──────── Records supplied ────────
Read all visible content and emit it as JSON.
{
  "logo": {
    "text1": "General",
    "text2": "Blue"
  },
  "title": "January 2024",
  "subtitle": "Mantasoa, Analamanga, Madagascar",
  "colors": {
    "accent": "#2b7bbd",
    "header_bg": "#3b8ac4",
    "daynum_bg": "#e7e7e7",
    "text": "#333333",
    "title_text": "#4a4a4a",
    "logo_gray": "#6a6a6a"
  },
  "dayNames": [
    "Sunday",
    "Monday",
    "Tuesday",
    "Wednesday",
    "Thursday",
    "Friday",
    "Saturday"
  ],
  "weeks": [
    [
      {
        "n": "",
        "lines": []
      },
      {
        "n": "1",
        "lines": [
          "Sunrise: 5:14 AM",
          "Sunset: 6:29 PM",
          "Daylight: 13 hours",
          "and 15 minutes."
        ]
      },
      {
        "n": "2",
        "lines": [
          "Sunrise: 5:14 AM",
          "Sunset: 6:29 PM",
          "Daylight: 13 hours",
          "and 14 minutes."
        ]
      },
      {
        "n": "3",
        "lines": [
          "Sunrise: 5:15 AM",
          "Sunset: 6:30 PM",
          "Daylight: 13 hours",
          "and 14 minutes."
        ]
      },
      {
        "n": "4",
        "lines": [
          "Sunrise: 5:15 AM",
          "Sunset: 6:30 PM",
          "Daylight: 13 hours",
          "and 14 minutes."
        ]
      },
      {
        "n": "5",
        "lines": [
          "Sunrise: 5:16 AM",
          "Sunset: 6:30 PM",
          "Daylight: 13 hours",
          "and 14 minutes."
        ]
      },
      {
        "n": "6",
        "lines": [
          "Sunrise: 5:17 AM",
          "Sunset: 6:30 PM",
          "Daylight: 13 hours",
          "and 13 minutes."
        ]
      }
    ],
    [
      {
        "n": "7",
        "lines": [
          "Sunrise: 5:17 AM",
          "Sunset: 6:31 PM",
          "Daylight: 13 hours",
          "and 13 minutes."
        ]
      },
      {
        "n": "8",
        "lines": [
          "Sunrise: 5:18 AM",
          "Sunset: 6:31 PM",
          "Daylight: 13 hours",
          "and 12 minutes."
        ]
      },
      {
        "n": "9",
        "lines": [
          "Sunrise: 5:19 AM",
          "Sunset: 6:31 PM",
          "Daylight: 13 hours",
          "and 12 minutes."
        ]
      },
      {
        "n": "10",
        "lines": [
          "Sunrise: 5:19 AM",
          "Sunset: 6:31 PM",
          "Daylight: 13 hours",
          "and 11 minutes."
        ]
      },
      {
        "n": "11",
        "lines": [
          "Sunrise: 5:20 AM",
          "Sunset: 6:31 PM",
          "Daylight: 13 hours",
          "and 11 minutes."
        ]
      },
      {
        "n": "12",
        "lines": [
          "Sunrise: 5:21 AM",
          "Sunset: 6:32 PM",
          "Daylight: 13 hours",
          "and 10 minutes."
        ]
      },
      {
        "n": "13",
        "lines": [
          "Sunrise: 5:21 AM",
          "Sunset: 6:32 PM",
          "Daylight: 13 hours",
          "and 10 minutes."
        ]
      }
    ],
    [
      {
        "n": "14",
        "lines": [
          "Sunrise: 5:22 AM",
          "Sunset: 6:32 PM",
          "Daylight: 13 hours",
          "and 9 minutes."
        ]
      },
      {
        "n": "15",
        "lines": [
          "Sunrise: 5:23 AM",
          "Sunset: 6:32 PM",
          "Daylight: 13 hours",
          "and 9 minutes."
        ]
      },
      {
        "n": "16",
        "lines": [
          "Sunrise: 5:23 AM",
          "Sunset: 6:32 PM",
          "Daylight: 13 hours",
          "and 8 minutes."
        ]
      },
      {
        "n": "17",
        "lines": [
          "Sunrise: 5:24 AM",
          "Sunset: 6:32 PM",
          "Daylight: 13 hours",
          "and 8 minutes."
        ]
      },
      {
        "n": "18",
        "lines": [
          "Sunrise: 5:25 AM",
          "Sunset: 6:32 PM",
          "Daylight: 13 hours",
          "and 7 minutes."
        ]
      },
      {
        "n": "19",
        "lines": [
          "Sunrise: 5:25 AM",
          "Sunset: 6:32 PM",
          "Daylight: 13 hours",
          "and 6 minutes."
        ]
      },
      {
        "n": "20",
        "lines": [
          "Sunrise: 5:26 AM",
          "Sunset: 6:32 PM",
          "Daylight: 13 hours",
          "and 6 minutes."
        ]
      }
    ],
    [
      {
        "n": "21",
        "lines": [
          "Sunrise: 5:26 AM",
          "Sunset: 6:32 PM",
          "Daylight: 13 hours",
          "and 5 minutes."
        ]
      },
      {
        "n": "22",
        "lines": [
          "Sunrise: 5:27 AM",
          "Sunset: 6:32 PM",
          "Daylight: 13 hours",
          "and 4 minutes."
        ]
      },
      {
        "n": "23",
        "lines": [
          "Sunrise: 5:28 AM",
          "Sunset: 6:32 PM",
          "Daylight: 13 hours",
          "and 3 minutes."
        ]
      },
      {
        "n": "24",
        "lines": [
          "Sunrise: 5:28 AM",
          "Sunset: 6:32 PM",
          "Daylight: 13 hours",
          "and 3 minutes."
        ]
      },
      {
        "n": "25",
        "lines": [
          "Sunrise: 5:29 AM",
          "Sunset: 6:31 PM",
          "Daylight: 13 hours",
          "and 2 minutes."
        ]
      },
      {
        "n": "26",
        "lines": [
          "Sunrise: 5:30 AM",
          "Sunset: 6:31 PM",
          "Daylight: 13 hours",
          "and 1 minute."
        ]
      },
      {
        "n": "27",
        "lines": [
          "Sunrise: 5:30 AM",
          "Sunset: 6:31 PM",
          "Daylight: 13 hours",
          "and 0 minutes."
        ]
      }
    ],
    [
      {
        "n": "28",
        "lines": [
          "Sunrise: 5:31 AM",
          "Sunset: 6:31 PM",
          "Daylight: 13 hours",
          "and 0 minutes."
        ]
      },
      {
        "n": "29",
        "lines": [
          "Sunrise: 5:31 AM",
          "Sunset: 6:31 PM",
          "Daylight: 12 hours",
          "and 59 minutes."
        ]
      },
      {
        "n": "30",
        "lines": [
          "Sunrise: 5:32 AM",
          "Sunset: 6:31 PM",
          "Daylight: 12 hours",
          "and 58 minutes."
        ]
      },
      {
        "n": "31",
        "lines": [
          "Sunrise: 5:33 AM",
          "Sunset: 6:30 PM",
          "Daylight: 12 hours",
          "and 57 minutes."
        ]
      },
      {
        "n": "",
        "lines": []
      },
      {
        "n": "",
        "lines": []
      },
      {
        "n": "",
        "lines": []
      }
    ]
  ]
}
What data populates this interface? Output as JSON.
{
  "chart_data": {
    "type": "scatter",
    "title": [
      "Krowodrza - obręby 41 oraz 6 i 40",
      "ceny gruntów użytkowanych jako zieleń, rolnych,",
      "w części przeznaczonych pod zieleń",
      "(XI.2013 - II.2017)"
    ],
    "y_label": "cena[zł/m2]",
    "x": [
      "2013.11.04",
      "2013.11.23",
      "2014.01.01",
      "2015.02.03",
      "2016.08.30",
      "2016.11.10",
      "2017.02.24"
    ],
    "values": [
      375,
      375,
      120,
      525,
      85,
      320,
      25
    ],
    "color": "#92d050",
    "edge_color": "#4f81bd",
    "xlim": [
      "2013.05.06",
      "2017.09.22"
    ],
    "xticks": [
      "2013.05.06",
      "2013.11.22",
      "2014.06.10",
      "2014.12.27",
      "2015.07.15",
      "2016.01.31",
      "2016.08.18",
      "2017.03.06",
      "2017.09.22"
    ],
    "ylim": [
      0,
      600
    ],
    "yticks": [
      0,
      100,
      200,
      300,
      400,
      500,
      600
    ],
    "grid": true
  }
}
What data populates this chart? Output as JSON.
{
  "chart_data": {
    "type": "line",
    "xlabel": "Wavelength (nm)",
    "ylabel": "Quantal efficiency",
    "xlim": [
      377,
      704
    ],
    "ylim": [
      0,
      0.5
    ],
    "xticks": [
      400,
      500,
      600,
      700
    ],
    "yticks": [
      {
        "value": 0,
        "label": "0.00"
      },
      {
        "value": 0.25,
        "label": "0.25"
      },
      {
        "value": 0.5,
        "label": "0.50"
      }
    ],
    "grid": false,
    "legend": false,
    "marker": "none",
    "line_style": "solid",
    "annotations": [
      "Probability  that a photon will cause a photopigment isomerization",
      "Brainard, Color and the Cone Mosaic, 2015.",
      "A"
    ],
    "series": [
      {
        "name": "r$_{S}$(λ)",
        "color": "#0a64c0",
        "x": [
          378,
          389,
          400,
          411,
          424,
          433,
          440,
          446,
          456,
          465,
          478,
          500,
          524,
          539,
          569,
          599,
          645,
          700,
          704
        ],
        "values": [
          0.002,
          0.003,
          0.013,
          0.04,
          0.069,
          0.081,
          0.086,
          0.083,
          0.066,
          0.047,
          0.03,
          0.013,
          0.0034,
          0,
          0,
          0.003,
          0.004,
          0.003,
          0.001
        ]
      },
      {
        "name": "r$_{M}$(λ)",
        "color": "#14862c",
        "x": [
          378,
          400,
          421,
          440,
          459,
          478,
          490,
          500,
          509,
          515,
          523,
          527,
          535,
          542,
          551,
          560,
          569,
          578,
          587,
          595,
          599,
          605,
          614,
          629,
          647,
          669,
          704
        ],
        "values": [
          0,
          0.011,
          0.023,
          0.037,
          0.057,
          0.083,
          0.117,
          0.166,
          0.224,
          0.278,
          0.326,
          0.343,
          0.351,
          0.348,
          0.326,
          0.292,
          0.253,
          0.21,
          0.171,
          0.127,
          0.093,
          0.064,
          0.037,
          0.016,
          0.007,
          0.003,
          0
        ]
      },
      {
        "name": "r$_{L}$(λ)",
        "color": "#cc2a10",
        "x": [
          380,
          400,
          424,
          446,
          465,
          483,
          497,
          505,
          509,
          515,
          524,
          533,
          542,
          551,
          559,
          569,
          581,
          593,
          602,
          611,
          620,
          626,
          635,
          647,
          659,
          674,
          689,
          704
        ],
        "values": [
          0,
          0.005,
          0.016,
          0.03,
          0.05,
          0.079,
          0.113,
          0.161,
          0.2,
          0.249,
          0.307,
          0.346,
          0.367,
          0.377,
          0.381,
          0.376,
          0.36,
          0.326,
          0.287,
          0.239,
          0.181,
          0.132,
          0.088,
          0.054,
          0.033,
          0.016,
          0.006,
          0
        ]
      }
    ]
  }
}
────────
#### Problem details:
Work through the data and report how many of its lines hold the word "zieleń", giving only the figure.

#### Exercise solution:
2